Short problem:
Where a line in the listing contains the string "TestDevtoolsController", copy that line out.

Collected data:
▬▬▬▬▬▬▬▬▬▬

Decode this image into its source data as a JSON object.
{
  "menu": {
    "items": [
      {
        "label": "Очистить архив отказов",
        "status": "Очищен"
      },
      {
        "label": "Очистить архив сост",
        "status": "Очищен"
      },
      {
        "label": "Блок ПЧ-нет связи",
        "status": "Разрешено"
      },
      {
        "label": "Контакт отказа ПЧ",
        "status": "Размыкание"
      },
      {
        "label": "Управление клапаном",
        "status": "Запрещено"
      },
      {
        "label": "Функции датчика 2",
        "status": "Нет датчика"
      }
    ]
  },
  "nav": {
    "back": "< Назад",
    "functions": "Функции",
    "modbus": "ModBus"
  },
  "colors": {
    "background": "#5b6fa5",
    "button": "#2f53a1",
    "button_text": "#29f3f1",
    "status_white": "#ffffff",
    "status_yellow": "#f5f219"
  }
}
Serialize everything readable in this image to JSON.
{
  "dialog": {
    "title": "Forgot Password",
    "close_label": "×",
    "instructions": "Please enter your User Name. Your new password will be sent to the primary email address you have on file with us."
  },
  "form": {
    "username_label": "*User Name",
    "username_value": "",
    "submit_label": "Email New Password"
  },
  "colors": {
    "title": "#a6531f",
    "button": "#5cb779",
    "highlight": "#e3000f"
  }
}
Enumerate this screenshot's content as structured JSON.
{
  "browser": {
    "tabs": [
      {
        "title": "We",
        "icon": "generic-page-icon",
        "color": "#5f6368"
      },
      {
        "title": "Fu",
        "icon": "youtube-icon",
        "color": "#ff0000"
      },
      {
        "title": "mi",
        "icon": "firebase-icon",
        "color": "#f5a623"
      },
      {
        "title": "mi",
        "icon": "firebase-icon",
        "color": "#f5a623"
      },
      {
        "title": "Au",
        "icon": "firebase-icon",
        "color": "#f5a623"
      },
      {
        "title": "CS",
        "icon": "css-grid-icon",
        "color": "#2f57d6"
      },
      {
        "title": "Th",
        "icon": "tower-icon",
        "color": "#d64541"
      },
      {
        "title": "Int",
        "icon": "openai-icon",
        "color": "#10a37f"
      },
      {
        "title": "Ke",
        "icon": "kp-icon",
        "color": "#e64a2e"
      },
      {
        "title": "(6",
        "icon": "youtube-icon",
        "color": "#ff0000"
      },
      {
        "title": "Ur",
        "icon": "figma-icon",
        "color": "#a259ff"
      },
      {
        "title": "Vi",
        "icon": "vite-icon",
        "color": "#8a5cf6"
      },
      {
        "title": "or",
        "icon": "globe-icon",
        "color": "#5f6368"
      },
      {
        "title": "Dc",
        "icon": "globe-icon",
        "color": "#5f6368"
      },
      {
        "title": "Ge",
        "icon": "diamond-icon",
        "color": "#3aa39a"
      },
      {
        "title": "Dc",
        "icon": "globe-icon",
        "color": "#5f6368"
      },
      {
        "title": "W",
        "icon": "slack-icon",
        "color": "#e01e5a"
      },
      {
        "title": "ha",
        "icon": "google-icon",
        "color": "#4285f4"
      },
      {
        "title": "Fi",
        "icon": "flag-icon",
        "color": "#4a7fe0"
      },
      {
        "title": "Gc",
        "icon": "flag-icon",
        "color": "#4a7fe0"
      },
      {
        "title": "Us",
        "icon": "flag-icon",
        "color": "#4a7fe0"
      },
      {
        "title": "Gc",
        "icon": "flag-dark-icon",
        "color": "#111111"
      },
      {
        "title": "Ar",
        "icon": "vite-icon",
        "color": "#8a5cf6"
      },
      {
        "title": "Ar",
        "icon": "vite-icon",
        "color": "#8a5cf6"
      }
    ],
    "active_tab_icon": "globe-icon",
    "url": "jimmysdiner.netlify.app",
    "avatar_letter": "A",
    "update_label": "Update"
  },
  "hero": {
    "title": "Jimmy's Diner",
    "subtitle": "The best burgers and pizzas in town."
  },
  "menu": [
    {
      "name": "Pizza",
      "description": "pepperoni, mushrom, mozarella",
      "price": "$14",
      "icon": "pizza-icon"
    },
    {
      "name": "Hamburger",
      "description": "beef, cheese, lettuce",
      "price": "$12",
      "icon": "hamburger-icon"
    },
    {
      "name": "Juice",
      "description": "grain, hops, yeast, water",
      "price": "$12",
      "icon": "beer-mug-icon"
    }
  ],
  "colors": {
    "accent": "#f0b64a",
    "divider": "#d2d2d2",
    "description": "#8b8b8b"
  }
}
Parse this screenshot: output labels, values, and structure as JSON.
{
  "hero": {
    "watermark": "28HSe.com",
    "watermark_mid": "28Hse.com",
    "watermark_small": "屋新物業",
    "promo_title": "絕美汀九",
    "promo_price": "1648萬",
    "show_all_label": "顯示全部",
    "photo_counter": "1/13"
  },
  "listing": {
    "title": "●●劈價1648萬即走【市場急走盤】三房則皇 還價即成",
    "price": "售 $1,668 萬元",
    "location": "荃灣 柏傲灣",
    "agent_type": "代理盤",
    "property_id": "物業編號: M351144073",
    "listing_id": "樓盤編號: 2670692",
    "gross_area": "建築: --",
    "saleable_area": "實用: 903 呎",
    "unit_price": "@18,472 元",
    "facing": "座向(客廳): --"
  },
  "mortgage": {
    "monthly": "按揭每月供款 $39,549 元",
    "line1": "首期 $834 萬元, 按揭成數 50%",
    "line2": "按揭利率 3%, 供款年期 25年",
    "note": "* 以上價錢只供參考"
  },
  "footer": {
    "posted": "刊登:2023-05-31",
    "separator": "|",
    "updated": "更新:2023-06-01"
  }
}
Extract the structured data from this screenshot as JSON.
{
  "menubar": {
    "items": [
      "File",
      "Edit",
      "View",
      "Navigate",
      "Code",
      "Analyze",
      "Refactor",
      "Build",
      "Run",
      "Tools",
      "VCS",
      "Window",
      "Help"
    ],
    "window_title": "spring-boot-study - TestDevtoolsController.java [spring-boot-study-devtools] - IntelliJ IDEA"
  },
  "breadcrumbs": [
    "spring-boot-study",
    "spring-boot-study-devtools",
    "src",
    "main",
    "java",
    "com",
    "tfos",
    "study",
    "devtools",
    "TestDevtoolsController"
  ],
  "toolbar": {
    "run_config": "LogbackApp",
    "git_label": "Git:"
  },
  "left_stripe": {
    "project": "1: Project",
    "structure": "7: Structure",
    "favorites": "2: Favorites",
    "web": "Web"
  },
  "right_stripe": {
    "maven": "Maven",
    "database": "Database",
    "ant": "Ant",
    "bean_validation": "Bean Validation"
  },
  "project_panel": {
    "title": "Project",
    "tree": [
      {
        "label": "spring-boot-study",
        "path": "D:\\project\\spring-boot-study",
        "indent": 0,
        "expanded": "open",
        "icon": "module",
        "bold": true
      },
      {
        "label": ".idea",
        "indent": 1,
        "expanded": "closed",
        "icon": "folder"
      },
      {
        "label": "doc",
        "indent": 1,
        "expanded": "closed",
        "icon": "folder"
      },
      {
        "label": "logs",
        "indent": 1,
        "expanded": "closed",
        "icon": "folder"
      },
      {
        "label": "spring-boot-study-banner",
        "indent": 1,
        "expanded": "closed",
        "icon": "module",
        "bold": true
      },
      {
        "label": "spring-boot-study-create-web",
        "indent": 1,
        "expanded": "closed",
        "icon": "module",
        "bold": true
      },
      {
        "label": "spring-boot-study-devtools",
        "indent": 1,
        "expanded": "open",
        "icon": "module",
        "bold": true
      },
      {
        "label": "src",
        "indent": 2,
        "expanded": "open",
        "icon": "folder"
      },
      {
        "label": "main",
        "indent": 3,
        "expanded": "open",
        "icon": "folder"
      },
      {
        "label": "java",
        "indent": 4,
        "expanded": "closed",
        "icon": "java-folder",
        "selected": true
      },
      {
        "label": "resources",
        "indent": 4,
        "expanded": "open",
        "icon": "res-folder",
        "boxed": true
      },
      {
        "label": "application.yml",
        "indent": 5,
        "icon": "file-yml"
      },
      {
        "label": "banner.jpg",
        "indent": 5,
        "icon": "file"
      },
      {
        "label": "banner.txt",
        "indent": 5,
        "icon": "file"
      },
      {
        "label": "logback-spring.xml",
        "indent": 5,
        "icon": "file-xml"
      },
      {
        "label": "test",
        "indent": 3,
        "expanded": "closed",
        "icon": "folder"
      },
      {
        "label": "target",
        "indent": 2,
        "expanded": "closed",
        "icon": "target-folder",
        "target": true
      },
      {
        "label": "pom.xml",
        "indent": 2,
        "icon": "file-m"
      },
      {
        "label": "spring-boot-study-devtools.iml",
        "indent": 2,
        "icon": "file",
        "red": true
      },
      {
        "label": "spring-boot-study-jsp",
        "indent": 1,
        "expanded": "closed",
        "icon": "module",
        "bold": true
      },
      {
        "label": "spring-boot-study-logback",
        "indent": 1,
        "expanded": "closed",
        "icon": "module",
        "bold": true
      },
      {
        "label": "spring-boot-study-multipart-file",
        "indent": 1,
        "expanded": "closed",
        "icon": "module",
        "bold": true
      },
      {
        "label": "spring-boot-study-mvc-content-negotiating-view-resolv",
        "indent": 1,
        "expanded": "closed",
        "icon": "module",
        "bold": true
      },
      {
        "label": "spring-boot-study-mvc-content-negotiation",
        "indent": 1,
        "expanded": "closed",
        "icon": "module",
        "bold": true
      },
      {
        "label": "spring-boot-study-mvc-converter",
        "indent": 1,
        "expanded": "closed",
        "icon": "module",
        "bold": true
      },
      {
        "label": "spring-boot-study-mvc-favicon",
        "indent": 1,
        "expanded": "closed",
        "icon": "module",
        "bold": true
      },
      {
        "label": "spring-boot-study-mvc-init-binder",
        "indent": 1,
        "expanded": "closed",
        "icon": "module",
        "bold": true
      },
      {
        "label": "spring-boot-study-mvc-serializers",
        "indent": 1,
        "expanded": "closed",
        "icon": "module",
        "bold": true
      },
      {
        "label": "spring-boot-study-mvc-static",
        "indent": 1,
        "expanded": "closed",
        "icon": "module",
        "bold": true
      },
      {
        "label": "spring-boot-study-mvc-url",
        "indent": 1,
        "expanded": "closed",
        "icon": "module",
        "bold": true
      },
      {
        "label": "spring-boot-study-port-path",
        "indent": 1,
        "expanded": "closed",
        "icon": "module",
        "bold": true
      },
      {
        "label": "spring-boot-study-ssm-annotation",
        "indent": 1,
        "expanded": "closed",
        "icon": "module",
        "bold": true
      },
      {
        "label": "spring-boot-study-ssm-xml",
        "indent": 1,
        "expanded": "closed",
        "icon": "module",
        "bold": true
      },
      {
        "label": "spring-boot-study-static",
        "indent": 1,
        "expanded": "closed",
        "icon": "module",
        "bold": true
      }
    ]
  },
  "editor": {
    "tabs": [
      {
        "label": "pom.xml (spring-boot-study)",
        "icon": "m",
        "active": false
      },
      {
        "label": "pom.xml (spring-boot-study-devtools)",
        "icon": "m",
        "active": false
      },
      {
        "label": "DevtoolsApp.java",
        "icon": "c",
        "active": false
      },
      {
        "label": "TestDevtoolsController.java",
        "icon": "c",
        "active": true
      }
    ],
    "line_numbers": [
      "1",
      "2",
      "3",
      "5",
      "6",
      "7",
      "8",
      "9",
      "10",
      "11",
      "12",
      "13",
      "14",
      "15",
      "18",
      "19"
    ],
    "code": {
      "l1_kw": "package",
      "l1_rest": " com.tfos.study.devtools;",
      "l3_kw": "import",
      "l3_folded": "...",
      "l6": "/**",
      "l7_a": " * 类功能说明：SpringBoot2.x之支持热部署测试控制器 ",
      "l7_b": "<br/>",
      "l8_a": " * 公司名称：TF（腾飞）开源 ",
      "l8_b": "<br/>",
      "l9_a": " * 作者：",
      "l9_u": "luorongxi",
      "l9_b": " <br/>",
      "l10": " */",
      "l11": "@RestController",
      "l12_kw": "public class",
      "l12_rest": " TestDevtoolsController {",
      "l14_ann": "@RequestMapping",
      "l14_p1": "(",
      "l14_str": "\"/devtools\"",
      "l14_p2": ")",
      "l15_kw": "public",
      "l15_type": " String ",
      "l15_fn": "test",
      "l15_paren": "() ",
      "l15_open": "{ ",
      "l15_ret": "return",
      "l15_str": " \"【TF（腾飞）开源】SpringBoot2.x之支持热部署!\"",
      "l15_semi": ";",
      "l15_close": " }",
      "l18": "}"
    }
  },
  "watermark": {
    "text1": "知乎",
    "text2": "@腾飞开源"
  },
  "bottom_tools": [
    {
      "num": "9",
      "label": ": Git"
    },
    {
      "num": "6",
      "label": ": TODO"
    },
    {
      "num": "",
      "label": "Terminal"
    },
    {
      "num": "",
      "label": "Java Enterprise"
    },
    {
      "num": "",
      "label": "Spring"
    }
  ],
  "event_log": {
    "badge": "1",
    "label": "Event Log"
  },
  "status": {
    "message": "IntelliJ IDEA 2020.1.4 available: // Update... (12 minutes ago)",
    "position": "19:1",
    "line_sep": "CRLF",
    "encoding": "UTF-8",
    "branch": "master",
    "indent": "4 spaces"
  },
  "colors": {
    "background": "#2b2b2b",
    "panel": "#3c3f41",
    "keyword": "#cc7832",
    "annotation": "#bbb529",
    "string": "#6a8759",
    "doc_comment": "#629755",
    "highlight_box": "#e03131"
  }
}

▬▬▬▬▬▬▬▬▬▬

Task response:
    "window_title": "spring-boot-study - TestDevtoolsController.java [spring-boot-study-devtools] - IntelliJ IDEA"
    "TestDevtoolsController"
        "label": "TestDevtoolsController.java",
      "l12_rest": " TestDevtoolsController {",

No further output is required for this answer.